TASK: Give every line again exactly as it appears, please, but not the pictures.

==== DATA PROVIDED

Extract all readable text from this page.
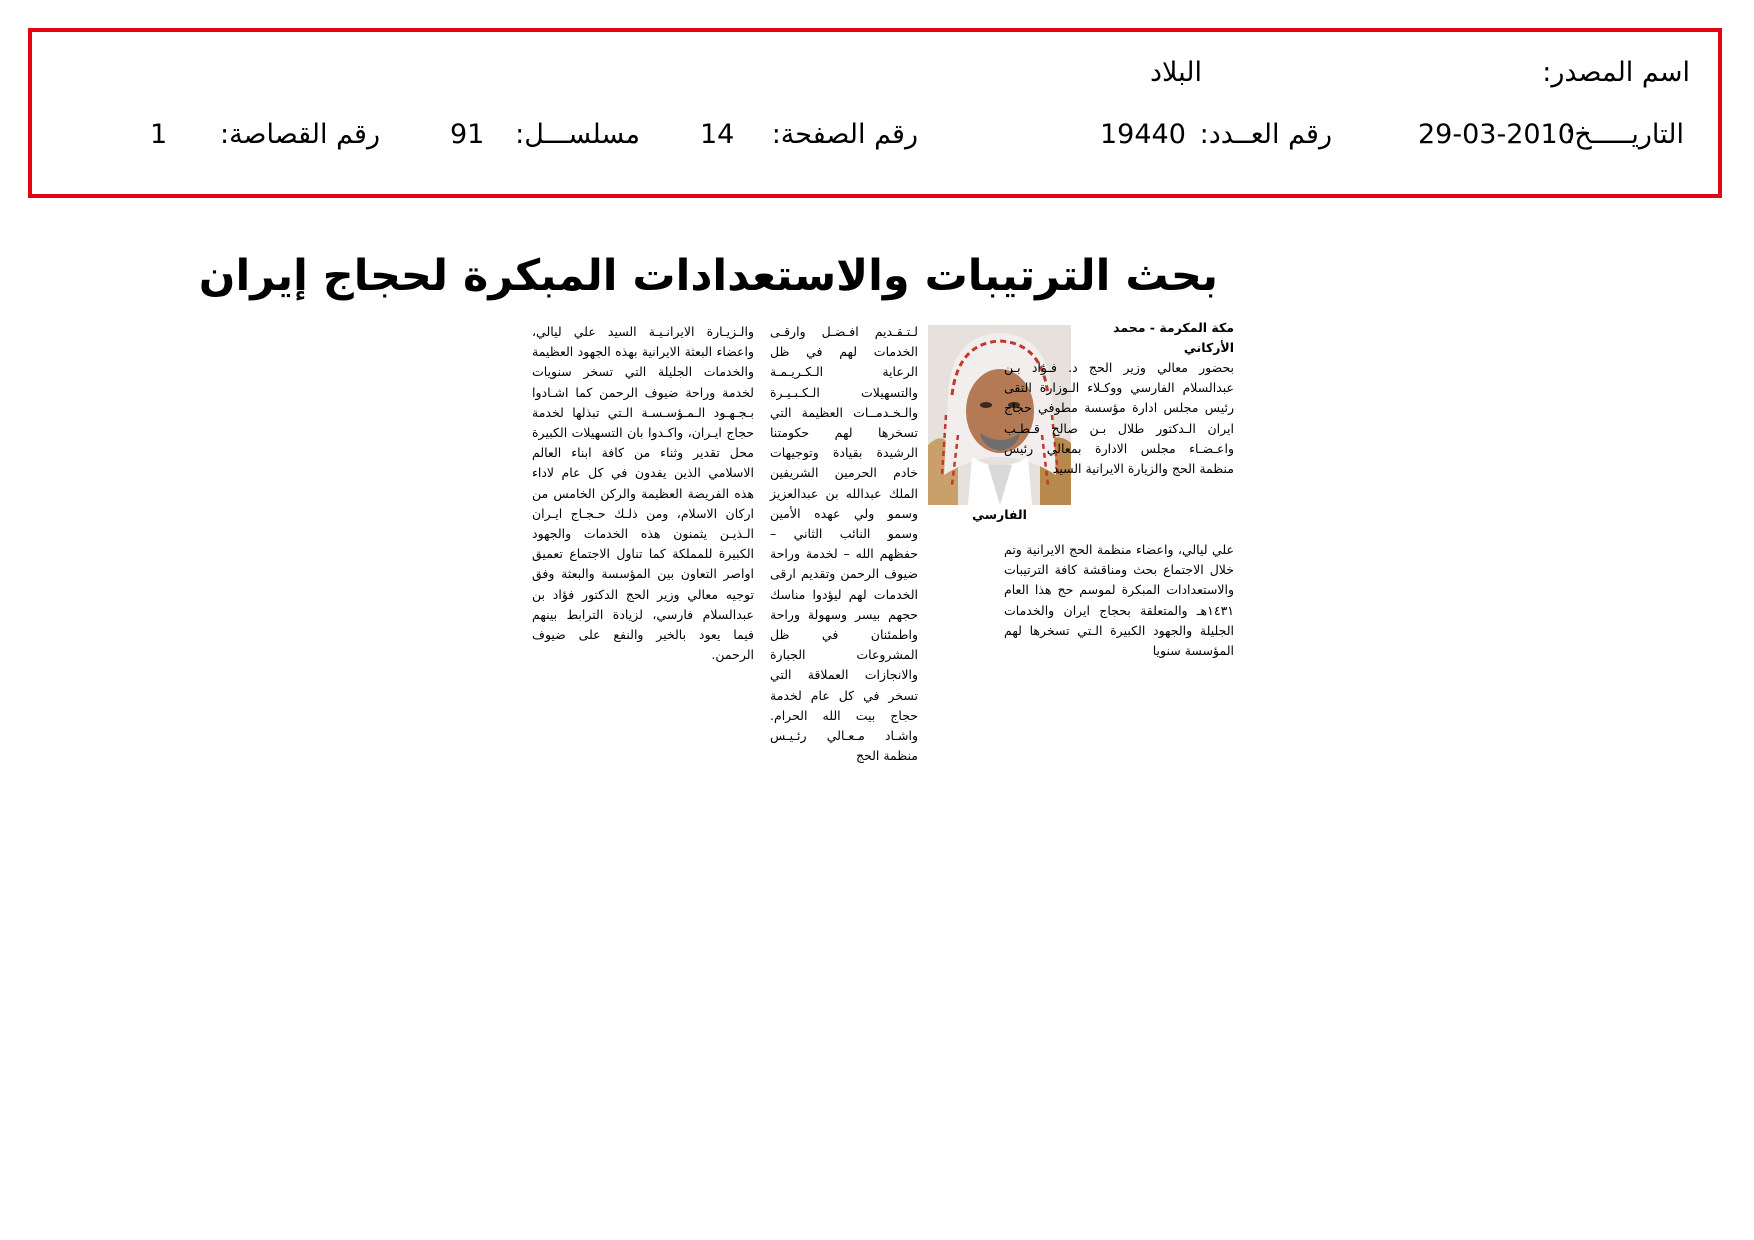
اسم المصدر:
البلاد
التاريـــــخ:
29-03-2010
رقم العــدد:
19440
رقم الصفحة:
14
مسلســـل:
91
رقم القصاصة:
1
بحث الترتيبات والاستعدادات المبكرة لحجاج إيران
مكة المكرمة - محمد الأركاني
الفارسي
بحضور معالي وزير الحج د. فـؤاد بـن عبدالسلام الفارسي ووكـلاء الـوزارة التقى رئيس مجلس ادارة مؤسسة مطوفي حجاج ايران الـدكتور طلال بـن صالح قـطـب واعـضـاء مجلس الادارة بمعالي رئيس منظمة الحج والزيارة الايرانية السيد
علي ليالي، واعضاء منظمة الحج الايرانية وتم خلال الاجتماع بحث ومناقشة كافة الترتيبات والاستعدادات المبكرة لموسم حج هذا العام ١٤٣١هـ والمتعلقة بحجاج ايران والخدمات الجليلة والجهود الكبيرة الـتي تسخرها لهم المؤسسة سنويا
لـتـقـديم افـضـل وارقـى الخدمات لهم في ظل الرعاية الـكـريـمـة والتسهيلات الـكـبـيـرة والـخـدمــات العظيمة التي تسخرها لهم حكومتنا الرشيدة بقيادة وتوجيهات خادم الحرمين الشريفين الملك عبدالله بن عبدالعزيز وسمو ولي عهده الأمين وسمو النائب الثاني – حفظهم الله – لخدمة وراحة ضيوف الرحمن وتقديم ارقى الخدمات لهم ليؤدوا مناسك حجهم بيسر وسهولة وراحة واطمئنان في ظل المشروعات الجبارة والانجازات العملاقة التي تسخر في كل عام لخدمة حجاج بيت الله الحرام. واشـاد مـعـالي رئـيـس منظمة الحج
والـزيـارة الايرانـيـة السيد علي ليالي، واعضاء البعثة الايرانية بهذه الجهود العظيمة والخدمات الجليلة التي تسخر سنويات لخدمة وراحة ضيوف الرحمن كما اشـادوا بـجـهـود الـمـؤسـسـة الـتي تبذلها لخدمة حجاج ايـران، واكـدوا بان التسهيلات الكبيرة محل تقدير وثناء من كافة ابناء العالم الاسلامي الذين يفدون في كل عام لاداء هذه الفريضة العظيمة والركن الخامس من اركان الاسلام، ومن ذلـك حـجـاج ايـران الـذيـن يثمنون هذه الخدمات والجهود الكبيرة للمملكة كما تناول الاجتماع تعميق اواصر التعاون بين المؤسسة والبعثة وفق توجيه معالي وزير الحج الدكتور فؤاد بن عبدالسلام فارسي، لزيادة الترابط بينهم فيما يعود بالخير والنفع على ضيوف الرحمن.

========

RESULT:
Extract all readable text from this page.
اسم المصدر:
البلاد
التاريـــــخ:
29-03-2010
رقم العــدد:
19440
رقم الصفحة:
14
مسلســـل:
91
رقم القصاصة:
1
بحث الترتيبات والاستعدادات المبكرة لحجاج إيران
مكة المكرمة - محمد الأركاني
الفارسي
بحضور معالي وزير الحج د. فـؤاد بـن عبدالسلام الفارسي ووكـلاء الـوزارة التقى رئيس مجلس ادارة مؤسسة مطوفي حجاج ايران الـدكتور طلال بـن صالح قـطـب واعـضـاء مجلس الادارة بمعالي رئيس منظمة الحج والزيارة الايرانية السيد
علي ليالي، واعضاء منظمة الحج الايرانية وتم خلال الاجتماع بحث ومناقشة كافة الترتيبات والاستعدادات المبكرة لموسم حج هذا العام ١٤٣١هـ والمتعلقة بحجاج ايران والخدمات الجليلة والجهود الكبيرة الـتي تسخرها لهم المؤسسة سنويا
لـتـقـديم افـضـل وارقـى الخدمات لهم في ظل الرعاية الـكـريـمـة والتسهيلات الـكـبـيـرة والـخـدمــات العظيمة التي تسخرها لهم حكومتنا الرشيدة بقيادة وتوجيهات خادم الحرمين الشريفين الملك عبدالله بن عبدالعزيز وسمو ولي عهده الأمين وسمو النائب الثاني – حفظهم الله – لخدمة وراحة ضيوف الرحمن وتقديم ارقى الخدمات لهم ليؤدوا مناسك حجهم بيسر وسهولة وراحة واطمئنان في ظل المشروعات الجبارة والانجازات العملاقة التي تسخر في كل عام لخدمة حجاج بيت الله الحرام. واشـاد مـعـالي رئـيـس منظمة الحج
والـزيـارة الايرانـيـة السيد علي ليالي، واعضاء البعثة الايرانية بهذه الجهود العظيمة والخدمات الجليلة التي تسخر سنويات لخدمة وراحة ضيوف الرحمن كما اشـادوا بـجـهـود الـمـؤسـسـة الـتي تبذلها لخدمة حجاج ايـران، واكـدوا بان التسهيلات الكبيرة محل تقدير وثناء من كافة ابناء العالم الاسلامي الذين يفدون في كل عام لاداء هذه الفريضة العظيمة والركن الخامس من اركان الاسلام، ومن ذلـك حـجـاج ايـران الـذيـن يثمنون هذه الخدمات والجهود الكبيرة للمملكة كما تناول الاجتماع تعميق اواصر التعاون بين المؤسسة والبعثة وفق توجيه معالي وزير الحج الدكتور فؤاد بن عبدالسلام فارسي، لزيادة الترابط بينهم فيما يعود بالخير والنفع على ضيوف الرحمن.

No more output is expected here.